**WHAT TO PRODUCE:** Please print the part of the electrophoresis equipment text below from "Comb/ well forming" up to and including "be pipetted into.", keeping every word and mark unchanged.
*** Opening of STUDY TEXT ***
Comb/ well forming templates

 Comb is placed at one end of the Gel casting tray before casting the gel to make wells
(sample slots) for the sample to be pipetted into.
 The dimension of the tooth of the comb defines the dimensions of the well. The more the
number of tooth in a comb, the smaller is the capacity of the wells.
 Once the gel has cooled and solidified (it becomes opaque rather than clear) the comb is
removed.

Gel sealing tape

 Common type of lab tape such as Time tape or VWR tape.

 It is used for sealing the edges of clean, dry glass plate or the plastic tray of the
electrophoresis apparatus to form a mould in which the molten gel is poured for the casting
of the gel.

Power pack

 It is used to supply power of upto 500 V and 200mA

 The power pack has two lead, a black lead, the negative lead and a red lead, the positive
lead. The negative electrode is connected at the end near the well and the positive lead is
connected to the other end. After loading the sample mixed with dye, the leads are
connected and a voltage of 1-5 V cm-1 is applied across the terminals.
*** Close of STUDY TEXT ***
*** Opening of RECORDED INFORMATION ***
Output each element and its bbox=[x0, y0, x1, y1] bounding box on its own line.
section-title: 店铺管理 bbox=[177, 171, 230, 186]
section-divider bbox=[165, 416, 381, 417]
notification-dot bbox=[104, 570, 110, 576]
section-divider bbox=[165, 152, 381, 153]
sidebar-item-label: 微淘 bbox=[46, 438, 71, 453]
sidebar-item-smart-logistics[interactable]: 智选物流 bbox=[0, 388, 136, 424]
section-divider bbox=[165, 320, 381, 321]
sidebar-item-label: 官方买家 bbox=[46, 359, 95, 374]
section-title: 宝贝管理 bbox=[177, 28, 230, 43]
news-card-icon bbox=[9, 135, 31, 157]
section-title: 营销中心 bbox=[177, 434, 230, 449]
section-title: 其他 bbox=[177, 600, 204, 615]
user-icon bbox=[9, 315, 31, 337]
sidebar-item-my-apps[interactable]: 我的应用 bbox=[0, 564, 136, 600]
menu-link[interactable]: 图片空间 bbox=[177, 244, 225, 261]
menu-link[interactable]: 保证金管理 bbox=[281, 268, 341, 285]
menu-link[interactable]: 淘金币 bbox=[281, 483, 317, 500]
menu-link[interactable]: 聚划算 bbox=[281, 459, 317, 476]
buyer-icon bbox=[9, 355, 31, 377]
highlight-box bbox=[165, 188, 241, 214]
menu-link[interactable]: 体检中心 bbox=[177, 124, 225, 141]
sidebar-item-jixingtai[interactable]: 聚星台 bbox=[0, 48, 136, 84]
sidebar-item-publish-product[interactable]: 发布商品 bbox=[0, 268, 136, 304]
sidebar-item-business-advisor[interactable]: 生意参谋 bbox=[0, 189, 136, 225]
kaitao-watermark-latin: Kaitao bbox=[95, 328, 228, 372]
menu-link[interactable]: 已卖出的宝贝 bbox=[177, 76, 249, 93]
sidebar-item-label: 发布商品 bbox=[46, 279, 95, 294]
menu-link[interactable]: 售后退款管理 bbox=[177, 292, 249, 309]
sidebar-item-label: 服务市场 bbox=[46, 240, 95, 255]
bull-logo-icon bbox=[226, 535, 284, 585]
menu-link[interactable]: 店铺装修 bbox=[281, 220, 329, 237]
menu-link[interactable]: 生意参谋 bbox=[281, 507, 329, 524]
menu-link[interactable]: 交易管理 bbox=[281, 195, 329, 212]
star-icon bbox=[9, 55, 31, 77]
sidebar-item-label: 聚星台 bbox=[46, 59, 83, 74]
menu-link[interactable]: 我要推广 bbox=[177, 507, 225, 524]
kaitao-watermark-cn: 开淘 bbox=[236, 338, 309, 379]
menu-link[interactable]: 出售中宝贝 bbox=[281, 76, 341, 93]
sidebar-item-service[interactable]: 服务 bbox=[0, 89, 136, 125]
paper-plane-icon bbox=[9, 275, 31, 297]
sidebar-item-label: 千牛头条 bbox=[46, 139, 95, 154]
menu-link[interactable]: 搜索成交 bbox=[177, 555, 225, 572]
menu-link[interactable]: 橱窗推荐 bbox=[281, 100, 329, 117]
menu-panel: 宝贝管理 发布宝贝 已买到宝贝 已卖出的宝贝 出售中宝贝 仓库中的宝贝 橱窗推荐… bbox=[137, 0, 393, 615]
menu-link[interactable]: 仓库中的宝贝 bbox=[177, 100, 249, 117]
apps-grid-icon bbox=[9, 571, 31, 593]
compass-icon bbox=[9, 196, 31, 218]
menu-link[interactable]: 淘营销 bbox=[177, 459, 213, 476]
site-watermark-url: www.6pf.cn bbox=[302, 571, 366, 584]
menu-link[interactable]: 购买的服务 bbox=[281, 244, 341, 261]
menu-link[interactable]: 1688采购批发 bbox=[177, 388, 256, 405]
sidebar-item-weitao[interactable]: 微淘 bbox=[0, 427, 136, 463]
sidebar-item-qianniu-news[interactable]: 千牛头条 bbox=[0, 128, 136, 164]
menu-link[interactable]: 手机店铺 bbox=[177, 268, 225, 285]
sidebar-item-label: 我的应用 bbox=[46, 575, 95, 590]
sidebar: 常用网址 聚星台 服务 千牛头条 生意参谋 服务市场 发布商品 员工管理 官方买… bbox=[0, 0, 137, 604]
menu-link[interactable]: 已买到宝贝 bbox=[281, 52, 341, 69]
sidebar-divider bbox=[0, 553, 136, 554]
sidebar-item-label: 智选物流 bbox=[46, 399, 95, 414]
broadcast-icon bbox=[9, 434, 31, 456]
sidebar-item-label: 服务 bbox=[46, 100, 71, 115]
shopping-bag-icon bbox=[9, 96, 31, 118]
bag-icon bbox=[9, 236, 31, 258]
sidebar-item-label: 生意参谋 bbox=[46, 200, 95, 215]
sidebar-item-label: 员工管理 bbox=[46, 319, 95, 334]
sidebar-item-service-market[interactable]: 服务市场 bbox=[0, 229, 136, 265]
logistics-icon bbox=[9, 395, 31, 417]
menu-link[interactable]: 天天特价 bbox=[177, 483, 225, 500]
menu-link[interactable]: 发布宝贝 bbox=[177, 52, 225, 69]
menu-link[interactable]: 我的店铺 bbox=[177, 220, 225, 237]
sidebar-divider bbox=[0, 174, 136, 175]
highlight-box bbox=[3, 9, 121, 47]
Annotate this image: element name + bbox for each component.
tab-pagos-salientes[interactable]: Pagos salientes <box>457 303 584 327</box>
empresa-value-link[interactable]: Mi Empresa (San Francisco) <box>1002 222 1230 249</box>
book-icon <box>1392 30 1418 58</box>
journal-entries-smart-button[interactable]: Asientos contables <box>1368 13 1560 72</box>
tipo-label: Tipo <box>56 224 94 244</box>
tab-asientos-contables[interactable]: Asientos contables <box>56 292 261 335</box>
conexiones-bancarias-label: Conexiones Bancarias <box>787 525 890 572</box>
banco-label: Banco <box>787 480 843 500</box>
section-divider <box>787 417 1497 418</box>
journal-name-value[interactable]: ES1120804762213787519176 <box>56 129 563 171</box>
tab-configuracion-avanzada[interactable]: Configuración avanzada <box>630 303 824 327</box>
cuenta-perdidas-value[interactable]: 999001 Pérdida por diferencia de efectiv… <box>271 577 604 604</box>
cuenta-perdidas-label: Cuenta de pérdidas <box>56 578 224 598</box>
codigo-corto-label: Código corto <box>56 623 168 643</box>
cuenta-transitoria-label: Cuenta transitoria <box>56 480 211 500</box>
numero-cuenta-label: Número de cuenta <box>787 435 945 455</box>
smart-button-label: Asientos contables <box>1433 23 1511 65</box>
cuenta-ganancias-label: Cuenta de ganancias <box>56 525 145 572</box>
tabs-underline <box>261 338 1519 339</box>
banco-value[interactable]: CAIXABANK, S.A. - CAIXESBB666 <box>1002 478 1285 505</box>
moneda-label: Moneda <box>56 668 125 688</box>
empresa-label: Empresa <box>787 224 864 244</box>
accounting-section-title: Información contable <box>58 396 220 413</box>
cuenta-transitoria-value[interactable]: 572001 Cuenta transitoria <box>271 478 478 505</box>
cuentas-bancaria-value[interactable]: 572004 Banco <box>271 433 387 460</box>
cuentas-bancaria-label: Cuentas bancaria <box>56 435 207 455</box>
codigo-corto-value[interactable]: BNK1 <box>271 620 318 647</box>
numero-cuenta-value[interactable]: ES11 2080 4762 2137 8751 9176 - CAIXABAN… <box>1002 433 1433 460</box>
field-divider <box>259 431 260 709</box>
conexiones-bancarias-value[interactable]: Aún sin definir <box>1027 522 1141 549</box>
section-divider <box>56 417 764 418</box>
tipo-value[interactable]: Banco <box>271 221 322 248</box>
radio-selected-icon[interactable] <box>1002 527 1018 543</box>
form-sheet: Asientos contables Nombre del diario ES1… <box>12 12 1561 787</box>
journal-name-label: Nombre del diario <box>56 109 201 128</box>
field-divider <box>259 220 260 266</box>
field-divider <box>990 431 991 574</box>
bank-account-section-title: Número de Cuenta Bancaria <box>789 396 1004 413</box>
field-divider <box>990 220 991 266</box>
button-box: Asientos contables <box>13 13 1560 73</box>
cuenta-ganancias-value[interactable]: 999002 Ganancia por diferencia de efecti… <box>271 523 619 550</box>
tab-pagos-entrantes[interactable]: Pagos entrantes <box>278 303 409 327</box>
*** Close of RECORDED INFORMATION ***
**TASK RESPONSE:**
Comb/ well forming templates

 Comb is placed at one end of the Gel casting tray before casting the gel to make wells
(sample slots) for the sample to be pipetted into.